= Aim =
Quote the entries in full, character for character, without their images.
+++ Dataset rows
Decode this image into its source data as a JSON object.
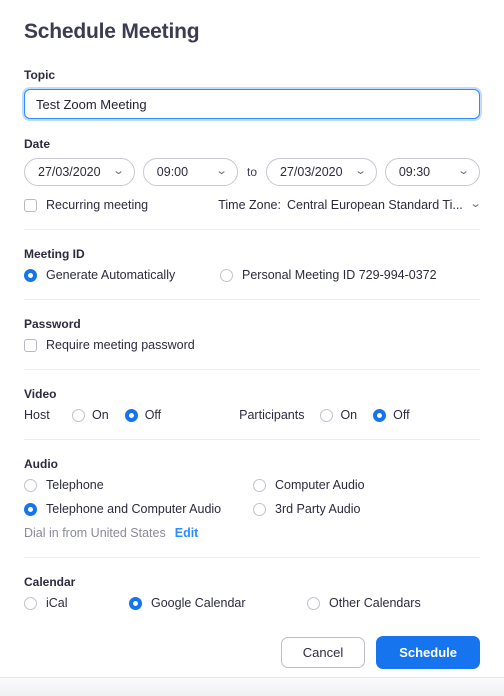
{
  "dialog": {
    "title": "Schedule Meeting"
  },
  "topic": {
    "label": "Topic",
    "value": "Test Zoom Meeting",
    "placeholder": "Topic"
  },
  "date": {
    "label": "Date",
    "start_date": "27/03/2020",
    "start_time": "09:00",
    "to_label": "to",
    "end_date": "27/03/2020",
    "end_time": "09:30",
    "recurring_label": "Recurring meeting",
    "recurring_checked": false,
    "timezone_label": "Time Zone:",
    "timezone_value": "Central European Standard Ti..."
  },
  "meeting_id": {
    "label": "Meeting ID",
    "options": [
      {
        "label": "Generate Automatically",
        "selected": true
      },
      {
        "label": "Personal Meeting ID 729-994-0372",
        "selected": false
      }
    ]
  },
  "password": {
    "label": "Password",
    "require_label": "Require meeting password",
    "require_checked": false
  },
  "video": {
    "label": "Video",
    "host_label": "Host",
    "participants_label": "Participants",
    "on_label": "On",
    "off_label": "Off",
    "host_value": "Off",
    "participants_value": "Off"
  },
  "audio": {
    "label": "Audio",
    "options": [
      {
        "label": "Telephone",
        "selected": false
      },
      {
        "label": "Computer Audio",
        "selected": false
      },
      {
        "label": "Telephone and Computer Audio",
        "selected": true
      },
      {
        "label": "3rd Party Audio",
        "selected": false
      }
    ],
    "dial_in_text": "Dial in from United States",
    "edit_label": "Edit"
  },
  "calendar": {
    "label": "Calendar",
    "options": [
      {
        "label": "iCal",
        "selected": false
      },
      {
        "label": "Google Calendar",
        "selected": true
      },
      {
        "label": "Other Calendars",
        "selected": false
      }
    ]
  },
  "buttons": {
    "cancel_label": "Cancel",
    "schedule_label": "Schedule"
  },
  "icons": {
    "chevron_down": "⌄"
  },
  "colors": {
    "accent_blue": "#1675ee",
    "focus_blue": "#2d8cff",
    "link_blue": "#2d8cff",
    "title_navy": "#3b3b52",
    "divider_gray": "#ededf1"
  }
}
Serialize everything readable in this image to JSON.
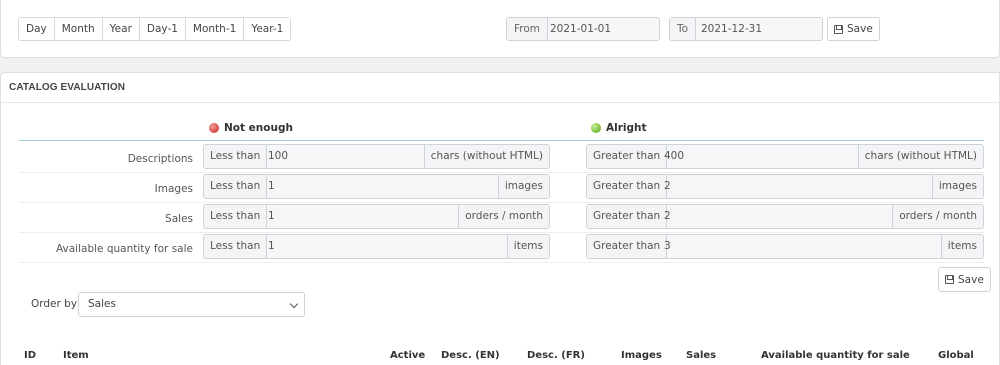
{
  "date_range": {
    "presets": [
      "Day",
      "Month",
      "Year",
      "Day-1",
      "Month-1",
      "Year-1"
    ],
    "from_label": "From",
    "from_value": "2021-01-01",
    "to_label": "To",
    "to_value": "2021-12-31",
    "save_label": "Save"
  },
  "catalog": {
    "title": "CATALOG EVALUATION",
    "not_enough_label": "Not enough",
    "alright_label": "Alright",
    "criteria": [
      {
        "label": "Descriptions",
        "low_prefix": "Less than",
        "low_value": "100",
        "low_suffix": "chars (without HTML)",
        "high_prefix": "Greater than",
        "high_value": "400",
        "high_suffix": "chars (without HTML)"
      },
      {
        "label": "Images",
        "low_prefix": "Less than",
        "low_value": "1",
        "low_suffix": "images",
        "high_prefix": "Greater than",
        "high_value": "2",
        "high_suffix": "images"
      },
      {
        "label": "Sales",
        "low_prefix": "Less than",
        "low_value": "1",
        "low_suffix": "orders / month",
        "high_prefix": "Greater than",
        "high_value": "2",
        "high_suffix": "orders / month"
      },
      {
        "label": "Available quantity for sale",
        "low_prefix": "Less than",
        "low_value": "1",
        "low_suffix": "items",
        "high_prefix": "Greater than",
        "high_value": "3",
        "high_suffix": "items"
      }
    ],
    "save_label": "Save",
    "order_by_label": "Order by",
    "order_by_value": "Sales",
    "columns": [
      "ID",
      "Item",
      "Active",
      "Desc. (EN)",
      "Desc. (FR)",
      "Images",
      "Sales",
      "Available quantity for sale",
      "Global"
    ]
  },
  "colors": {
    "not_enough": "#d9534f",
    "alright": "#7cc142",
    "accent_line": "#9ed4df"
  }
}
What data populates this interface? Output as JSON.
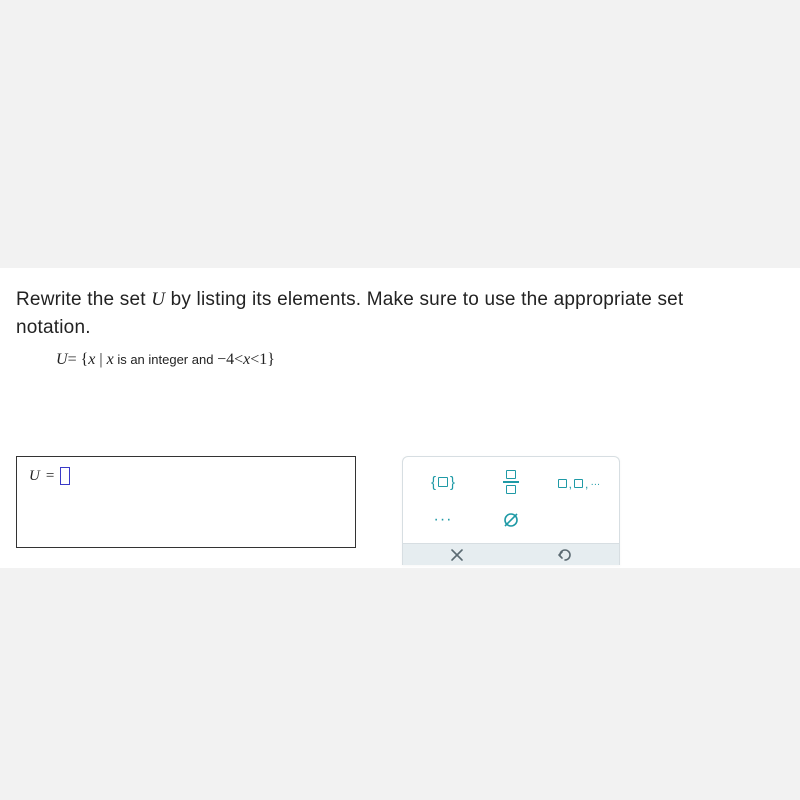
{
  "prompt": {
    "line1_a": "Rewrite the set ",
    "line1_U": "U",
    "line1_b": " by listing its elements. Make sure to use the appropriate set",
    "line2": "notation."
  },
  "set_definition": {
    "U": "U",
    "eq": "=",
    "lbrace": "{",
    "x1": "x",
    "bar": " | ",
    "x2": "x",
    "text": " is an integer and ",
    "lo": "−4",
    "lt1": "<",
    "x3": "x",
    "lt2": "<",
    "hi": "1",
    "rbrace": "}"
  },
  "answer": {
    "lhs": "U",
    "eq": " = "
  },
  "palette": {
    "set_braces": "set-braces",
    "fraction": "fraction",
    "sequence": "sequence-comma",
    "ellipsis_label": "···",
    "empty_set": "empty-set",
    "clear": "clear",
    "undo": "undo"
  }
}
++++++
= Correct result =
Decode this image into its source data as a JSON object.
{
  "dialog": {
    "title": "Schedule Meeting"
  },
  "topic": {
    "label": "Topic",
    "value": "Test Zoom Meeting",
    "placeholder": "Topic"
  },
  "date": {
    "label": "Date",
    "start_date": "27/03/2020",
    "start_time": "09:00",
    "to_label": "to",
    "end_date": "27/03/2020",
    "end_time": "09:30",
    "recurring_label": "Recurring meeting",
    "recurring_checked": false,
    "timezone_label": "Time Zone:",
    "timezone_value": "Central European Standard Ti..."
  },
  "meeting_id": {
    "label": "Meeting ID",
    "options": [
      {
        "label": "Generate Automatically",
        "selected": true
      },
      {
        "label": "Personal Meeting ID 729-994-0372",
        "selected": false
      }
    ]
  },
  "password": {
    "label": "Password",
    "require_label": "Require meeting password",
    "require_checked": false
  },
  "video": {
    "label": "Video",
    "host_label": "Host",
    "participants_label": "Participants",
    "on_label": "On",
    "off_label": "Off",
    "host_value": "Off",
    "participants_value": "Off"
  },
  "audio": {
    "label": "Audio",
    "options": [
      {
        "label": "Telephone",
        "selected": false
      },
      {
        "label": "Computer Audio",
        "selected": false
      },
      {
        "label": "Telephone and Computer Audio",
        "selected": true
      },
      {
        "label": "3rd Party Audio",
        "selected": false
      }
    ],
    "dial_in_text": "Dial in from United States",
    "edit_label": "Edit"
  },
  "calendar": {
    "label": "Calendar",
    "options": [
      {
        "label": "iCal",
        "selected": false
      },
      {
        "label": "Google Calendar",
        "selected": true
      },
      {
        "label": "Other Calendars",
        "selected": false
      }
    ]
  },
  "buttons": {
    "cancel_label": "Cancel",
    "schedule_label": "Schedule"
  },
  "icons": {
    "chevron_down": "⌄"
  },
  "colors": {
    "accent_blue": "#1675ee",
    "focus_blue": "#2d8cff",
    "link_blue": "#2d8cff",
    "title_navy": "#3b3b52",
    "divider_gray": "#ededf1"
  }
}
Serialize everything readable in this image to JSON.
{
  "date_range": {
    "presets": [
      "Day",
      "Month",
      "Year",
      "Day-1",
      "Month-1",
      "Year-1"
    ],
    "from_label": "From",
    "from_value": "2021-01-01",
    "to_label": "To",
    "to_value": "2021-12-31",
    "save_label": "Save"
  },
  "catalog": {
    "title": "CATALOG EVALUATION",
    "not_enough_label": "Not enough",
    "alright_label": "Alright",
    "criteria": [
      {
        "label": "Descriptions",
        "low_prefix": "Less than",
        "low_value": "100",
        "low_suffix": "chars (without HTML)",
        "high_prefix": "Greater than",
        "high_value": "400",
        "high_suffix": "chars (without HTML)"
      },
      {
        "label": "Images",
        "low_prefix": "Less than",
        "low_value": "1",
        "low_suffix": "images",
        "high_prefix": "Greater than",
        "high_value": "2",
        "high_suffix": "images"
      },
      {
        "label": "Sales",
        "low_prefix": "Less than",
        "low_value": "1",
        "low_suffix": "orders / month",
        "high_prefix": "Greater than",
        "high_value": "2",
        "high_suffix": "orders / month"
      },
      {
        "label": "Available quantity for sale",
        "low_prefix": "Less than",
        "low_value": "1",
        "low_suffix": "items",
        "high_prefix": "Greater than",
        "high_value": "3",
        "high_suffix": "items"
      }
    ],
    "save_label": "Save",
    "order_by_label": "Order by",
    "order_by_value": "Sales",
    "columns": [
      "ID",
      "Item",
      "Active",
      "Desc. (EN)",
      "Desc. (FR)",
      "Images",
      "Sales",
      "Available quantity for sale",
      "Global"
    ]
  },
  "colors": {
    "not_enough": "#d9534f",
    "alright": "#7cc142",
    "accent_line": "#9ed4df"
  }
}
What data populates this interface? Output as JSON.
{
  "prompt": {
    "line1_a": "Rewrite the set ",
    "line1_U": "U",
    "line1_b": " by listing its elements. Make sure to use the appropriate set",
    "line2": "notation."
  },
  "set_definition": {
    "U": "U",
    "eq": "=",
    "lbrace": "{",
    "x1": "x",
    "bar": " | ",
    "x2": "x",
    "text": " is an integer and ",
    "lo": "−4",
    "lt1": "<",
    "x3": "x",
    "lt2": "<",
    "hi": "1",
    "rbrace": "}"
  },
  "answer": {
    "lhs": "U",
    "eq": " = "
  },
  "palette": {
    "set_braces": "set-braces",
    "fraction": "fraction",
    "sequence": "sequence-comma",
    "ellipsis_label": "···",
    "empty_set": "empty-set",
    "clear": "clear",
    "undo": "undo"
  }
}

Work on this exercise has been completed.